-- begin Listed entries --
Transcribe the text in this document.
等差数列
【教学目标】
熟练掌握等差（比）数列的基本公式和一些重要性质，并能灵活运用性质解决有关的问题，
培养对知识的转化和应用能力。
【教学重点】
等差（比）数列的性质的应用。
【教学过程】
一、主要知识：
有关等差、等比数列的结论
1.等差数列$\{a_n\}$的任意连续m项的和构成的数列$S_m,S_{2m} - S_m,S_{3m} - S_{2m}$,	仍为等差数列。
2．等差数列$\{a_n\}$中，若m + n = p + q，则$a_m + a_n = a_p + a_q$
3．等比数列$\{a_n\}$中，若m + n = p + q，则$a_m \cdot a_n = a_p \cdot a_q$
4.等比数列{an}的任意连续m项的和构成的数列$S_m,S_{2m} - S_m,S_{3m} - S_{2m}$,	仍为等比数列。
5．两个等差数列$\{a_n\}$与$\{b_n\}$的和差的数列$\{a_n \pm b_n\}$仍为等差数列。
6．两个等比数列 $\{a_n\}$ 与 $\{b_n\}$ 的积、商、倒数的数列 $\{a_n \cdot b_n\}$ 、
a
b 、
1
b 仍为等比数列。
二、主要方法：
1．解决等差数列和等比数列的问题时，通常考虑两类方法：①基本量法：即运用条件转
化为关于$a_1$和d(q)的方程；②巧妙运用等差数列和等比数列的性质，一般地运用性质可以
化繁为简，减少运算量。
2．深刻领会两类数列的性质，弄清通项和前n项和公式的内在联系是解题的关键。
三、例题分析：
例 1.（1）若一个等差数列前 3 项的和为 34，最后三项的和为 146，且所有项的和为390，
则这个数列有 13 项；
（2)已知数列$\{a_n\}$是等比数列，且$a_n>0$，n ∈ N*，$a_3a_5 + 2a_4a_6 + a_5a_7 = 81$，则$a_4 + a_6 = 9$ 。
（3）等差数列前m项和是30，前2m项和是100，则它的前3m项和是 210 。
-- end Listed entries --
> _Required task_: Which lines contain "仍为等差数列"? Copy each of them.

> _Solution for this problem_:
1.等差数列$\{a_n\}$的任意连续m项的和构成的数列$S_m,S_{2m} - S_m,S_{3m} - S_{2m}$,	仍为等差数列。
5．两个等差数列$\{a_n\}$与$\{b_n\}$的和差的数列$\{a_n \pm b_n\}$仍为等差数列。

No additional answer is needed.